Given problem » Your task is to transcribe the data in full.

Materials provided »
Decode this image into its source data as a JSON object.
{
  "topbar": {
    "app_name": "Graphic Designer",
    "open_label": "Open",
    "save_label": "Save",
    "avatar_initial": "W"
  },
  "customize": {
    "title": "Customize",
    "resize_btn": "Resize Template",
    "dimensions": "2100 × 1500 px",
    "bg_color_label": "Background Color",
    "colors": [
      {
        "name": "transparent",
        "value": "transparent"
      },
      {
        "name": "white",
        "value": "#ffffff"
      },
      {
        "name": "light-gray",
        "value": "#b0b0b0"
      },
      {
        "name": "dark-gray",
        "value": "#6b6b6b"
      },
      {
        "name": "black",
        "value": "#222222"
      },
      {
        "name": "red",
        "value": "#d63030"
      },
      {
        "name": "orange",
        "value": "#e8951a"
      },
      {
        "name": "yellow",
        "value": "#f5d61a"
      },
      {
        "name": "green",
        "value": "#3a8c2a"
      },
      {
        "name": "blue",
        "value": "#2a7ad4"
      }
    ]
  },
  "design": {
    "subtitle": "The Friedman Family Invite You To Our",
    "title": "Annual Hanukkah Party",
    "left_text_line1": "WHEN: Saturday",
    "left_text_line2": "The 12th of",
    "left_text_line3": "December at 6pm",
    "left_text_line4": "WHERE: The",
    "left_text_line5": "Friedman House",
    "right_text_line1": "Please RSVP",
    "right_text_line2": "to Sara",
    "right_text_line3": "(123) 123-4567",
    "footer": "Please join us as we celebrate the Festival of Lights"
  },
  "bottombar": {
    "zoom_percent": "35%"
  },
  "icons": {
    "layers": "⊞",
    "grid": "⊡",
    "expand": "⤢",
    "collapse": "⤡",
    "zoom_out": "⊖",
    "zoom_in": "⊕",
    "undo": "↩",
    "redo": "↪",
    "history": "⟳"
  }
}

Solution below »
Decode this image into its source data as a JSON object.
{
  "topbar": {
    "app_name": "Graphic Designer",
    "open_label": "Open",
    "save_label": "Save",
    "avatar_initial": "W"
  },
  "customize": {
    "title": "Customize",
    "resize_btn": "Resize Template",
    "dimensions": "2100 × 1500 px",
    "bg_color_label": "Background Color",
    "colors": [
      {
        "name": "transparent",
        "value": "transparent"
      },
      {
        "name": "white",
        "value": "#ffffff"
      },
      {
        "name": "light-gray",
        "value": "#b0b0b0"
      },
      {
        "name": "dark-gray",
        "value": "#6b6b6b"
      },
      {
        "name": "black",
        "value": "#222222"
      },
      {
        "name": "red",
        "value": "#d63030"
      },
      {
        "name": "orange",
        "value": "#e8951a"
      },
      {
        "name": "yellow",
        "value": "#f5d61a"
      },
      {
        "name": "green",
        "value": "#3a8c2a"
      },
      {
        "name": "blue",
        "value": "#2a7ad4"
      }
    ]
  },
  "design": {
    "subtitle": "The Friedman Family Invite You To Our",
    "title": "Annual Hanukkah Party",
    "left_text_line1": "WHEN: Saturday",
    "left_text_line2": "The 12th of",
    "left_text_line3": "December at 6pm",
    "left_text_line4": "WHERE: The",
    "left_text_line5": "Friedman House",
    "right_text_line1": "Please RSVP",
    "right_text_line2": "to Sara",
    "right_text_line3": "(123) 123-4567",
    "footer": "Please join us as we celebrate the Festival of Lights"
  },
  "bottombar": {
    "zoom_percent": "35%"
  },
  "icons": {
    "layers": "⊞",
    "grid": "⊡",
    "expand": "⤢",
    "collapse": "⤡",
    "zoom_out": "⊖",
    "zoom_in": "⊕",
    "undo": "↩",
    "redo": "↪",
    "history": "⟳"
  }
}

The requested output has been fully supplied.